··· Listed records

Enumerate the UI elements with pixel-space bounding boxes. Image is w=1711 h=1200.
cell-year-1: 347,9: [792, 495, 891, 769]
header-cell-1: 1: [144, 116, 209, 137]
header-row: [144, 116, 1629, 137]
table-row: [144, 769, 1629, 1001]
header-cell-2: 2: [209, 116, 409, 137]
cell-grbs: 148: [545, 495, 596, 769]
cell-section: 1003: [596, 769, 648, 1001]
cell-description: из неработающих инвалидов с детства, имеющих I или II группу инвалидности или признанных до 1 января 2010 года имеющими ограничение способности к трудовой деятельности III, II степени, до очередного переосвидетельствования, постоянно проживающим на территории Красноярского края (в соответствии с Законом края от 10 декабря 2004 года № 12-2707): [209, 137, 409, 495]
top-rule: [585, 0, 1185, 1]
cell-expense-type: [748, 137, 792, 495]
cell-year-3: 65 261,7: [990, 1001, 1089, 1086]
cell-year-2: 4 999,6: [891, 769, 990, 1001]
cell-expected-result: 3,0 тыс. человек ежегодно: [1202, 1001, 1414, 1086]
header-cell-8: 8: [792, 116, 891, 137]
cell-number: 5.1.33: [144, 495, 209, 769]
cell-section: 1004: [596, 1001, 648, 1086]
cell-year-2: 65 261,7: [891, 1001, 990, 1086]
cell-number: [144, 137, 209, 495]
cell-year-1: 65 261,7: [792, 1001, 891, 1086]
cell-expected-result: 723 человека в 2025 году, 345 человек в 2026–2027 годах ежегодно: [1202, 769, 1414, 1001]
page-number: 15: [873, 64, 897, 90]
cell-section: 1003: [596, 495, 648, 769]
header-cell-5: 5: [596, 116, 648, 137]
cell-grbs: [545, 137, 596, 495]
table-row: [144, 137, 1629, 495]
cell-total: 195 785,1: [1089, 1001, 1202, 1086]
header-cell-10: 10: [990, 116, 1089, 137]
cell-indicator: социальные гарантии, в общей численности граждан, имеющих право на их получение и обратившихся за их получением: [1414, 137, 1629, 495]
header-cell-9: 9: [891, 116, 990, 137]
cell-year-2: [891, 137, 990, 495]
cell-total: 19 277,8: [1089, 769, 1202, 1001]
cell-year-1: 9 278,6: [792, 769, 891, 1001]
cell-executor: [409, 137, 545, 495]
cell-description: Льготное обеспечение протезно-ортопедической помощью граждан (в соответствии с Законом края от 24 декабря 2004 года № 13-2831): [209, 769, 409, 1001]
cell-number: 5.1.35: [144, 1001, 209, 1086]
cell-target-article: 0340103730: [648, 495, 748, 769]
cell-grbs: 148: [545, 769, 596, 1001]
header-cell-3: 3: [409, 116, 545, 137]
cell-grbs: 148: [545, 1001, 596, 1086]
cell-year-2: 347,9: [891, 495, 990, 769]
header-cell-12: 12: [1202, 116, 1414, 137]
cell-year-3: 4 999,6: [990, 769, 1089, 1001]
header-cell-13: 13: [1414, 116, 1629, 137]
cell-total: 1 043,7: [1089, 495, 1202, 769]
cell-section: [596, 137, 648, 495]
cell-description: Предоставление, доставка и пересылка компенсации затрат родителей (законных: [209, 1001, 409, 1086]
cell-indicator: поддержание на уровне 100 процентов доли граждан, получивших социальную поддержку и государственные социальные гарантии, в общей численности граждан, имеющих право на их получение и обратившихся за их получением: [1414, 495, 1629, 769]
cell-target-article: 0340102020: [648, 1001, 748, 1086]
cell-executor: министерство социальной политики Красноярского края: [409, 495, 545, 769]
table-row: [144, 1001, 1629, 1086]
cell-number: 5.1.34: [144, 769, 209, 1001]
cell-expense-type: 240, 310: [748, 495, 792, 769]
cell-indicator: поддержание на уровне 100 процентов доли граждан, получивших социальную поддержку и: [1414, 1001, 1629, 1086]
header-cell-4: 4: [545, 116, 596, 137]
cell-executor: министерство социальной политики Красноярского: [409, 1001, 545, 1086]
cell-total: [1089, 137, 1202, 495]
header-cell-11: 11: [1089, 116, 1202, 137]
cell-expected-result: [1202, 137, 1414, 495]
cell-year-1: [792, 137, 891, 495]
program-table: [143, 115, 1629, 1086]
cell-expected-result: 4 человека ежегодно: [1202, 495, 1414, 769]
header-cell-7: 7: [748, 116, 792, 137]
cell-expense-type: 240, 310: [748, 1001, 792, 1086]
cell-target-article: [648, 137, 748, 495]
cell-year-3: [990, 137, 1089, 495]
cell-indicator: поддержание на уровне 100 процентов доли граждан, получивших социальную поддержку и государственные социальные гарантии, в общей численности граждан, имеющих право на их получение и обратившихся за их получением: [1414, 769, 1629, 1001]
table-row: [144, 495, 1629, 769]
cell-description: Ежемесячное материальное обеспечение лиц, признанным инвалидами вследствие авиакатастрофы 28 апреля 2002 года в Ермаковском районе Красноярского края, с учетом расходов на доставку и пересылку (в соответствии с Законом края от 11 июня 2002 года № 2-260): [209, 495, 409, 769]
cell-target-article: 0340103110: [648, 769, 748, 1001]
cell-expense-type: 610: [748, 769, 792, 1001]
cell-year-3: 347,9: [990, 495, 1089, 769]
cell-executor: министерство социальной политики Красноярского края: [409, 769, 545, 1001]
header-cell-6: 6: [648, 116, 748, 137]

······

» Problem to work on
Please rewrite these lines with every "table-row" changed to "body-row", keeping everything else the same.

» Task solution
Enumerate the UI elements with pixel-space bounding boxes. Image is w=1711 h=1200.
cell-year-1: 347,9: [792, 495, 891, 769]
header-cell-1: 1: [144, 116, 209, 137]
header-row: [144, 116, 1629, 137]
body-row: [144, 769, 1629, 1001]
header-cell-2: 2: [209, 116, 409, 137]
cell-grbs: 148: [545, 495, 596, 769]
cell-section: 1003: [596, 769, 648, 1001]
cell-description: из неработающих инвалидов с детства, имеющих I или II группу инвалидности или признанных до 1 января 2010 года имеющими ограничение способности к трудовой деятельности III, II степени, до очередного переосвидетельствования, постоянно проживающим на территории Красноярского края (в соответствии с Законом края от 10 декабря 2004 года № 12-2707): [209, 137, 409, 495]
top-rule: [585, 0, 1185, 1]
cell-expense-type: [748, 137, 792, 495]
cell-year-3: 65 261,7: [990, 1001, 1089, 1086]
cell-year-2: 4 999,6: [891, 769, 990, 1001]
cell-expected-result: 3,0 тыс. человек ежегодно: [1202, 1001, 1414, 1086]
header-cell-8: 8: [792, 116, 891, 137]
cell-number: 5.1.33: [144, 495, 209, 769]
cell-section: 1004: [596, 1001, 648, 1086]
cell-year-2: 65 261,7: [891, 1001, 990, 1086]
cell-number: [144, 137, 209, 495]
cell-year-1: 65 261,7: [792, 1001, 891, 1086]
cell-expected-result: 723 человека в 2025 году, 345 человек в 2026–2027 годах ежегодно: [1202, 769, 1414, 1001]
page-number: 15: [873, 64, 897, 90]
cell-section: 1003: [596, 495, 648, 769]
header-cell-5: 5: [596, 116, 648, 137]
cell-grbs: [545, 137, 596, 495]
body-row: [144, 137, 1629, 495]
cell-total: 195 785,1: [1089, 1001, 1202, 1086]
header-cell-10: 10: [990, 116, 1089, 137]
cell-indicator: социальные гарантии, в общей численности граждан, имеющих право на их получение и обратившихся за их получением: [1414, 137, 1629, 495]
header-cell-9: 9: [891, 116, 990, 137]
cell-year-2: [891, 137, 990, 495]
cell-total: 19 277,8: [1089, 769, 1202, 1001]
cell-year-1: 9 278,6: [792, 769, 891, 1001]
cell-executor: [409, 137, 545, 495]
cell-description: Льготное обеспечение протезно-ортопедической помощью граждан (в соответствии с Законом края от 24 декабря 2004 года № 13-2831): [209, 769, 409, 1001]
cell-number: 5.1.35: [144, 1001, 209, 1086]
cell-target-article: 0340103730: [648, 495, 748, 769]
cell-grbs: 148: [545, 769, 596, 1001]
header-cell-3: 3: [409, 116, 545, 137]
cell-grbs: 148: [545, 1001, 596, 1086]
cell-year-2: 347,9: [891, 495, 990, 769]
header-cell-12: 12: [1202, 116, 1414, 137]
cell-year-3: 4 999,6: [990, 769, 1089, 1001]
header-cell-13: 13: [1414, 116, 1629, 137]
cell-total: 1 043,7: [1089, 495, 1202, 769]
cell-section: [596, 137, 648, 495]
cell-description: Предоставление, доставка и пересылка компенсации затрат родителей (законных: [209, 1001, 409, 1086]
cell-indicator: поддержание на уровне 100 процентов доли граждан, получивших социальную поддержку и государственные социальные гарантии, в общей численности граждан, имеющих право на их получение и обратившихся за их получением: [1414, 495, 1629, 769]
cell-target-article: 0340102020: [648, 1001, 748, 1086]
cell-executor: министерство социальной политики Красноярского края: [409, 495, 545, 769]
body-row: [144, 1001, 1629, 1086]
cell-number: 5.1.34: [144, 769, 209, 1001]
cell-expense-type: 240, 310: [748, 495, 792, 769]
cell-indicator: поддержание на уровне 100 процентов доли граждан, получивших социальную поддержку и: [1414, 1001, 1629, 1086]
header-cell-4: 4: [545, 116, 596, 137]
cell-executor: министерство социальной политики Красноярского: [409, 1001, 545, 1086]
cell-total: [1089, 137, 1202, 495]
header-cell-11: 11: [1089, 116, 1202, 137]
cell-expected-result: [1202, 137, 1414, 495]
cell-year-1: [792, 137, 891, 495]
program-table: [143, 115, 1629, 1086]
cell-expected-result: 4 человека ежегодно: [1202, 495, 1414, 769]
header-cell-7: 7: [748, 116, 792, 137]
cell-expense-type: 240, 310: [748, 1001, 792, 1086]
cell-target-article: [648, 137, 748, 495]
cell-year-3: [990, 137, 1089, 495]
cell-indicator: поддержание на уровне 100 процентов доли граждан, получивших социальную поддержку и государственные социальные гарантии, в общей численности граждан, имеющих право на их получение и обратившихся за их получением: [1414, 769, 1629, 1001]
body-row: [144, 495, 1629, 769]
cell-description: Ежемесячное материальное обеспечение лиц, признанным инвалидами вследствие авиакатастрофы 28 апреля 2002 года в Ермаковском районе Красноярского края, с учетом расходов на доставку и пересылку (в соответствии с Законом края от 11 июня 2002 года № 2-260): [209, 495, 409, 769]
cell-target-article: 0340103110: [648, 769, 748, 1001]
cell-expense-type: 610: [748, 769, 792, 1001]
cell-year-3: 347,9: [990, 495, 1089, 769]
cell-executor: министерство социальной политики Красноярского края: [409, 769, 545, 1001]
header-cell-6: 6: [648, 116, 748, 137]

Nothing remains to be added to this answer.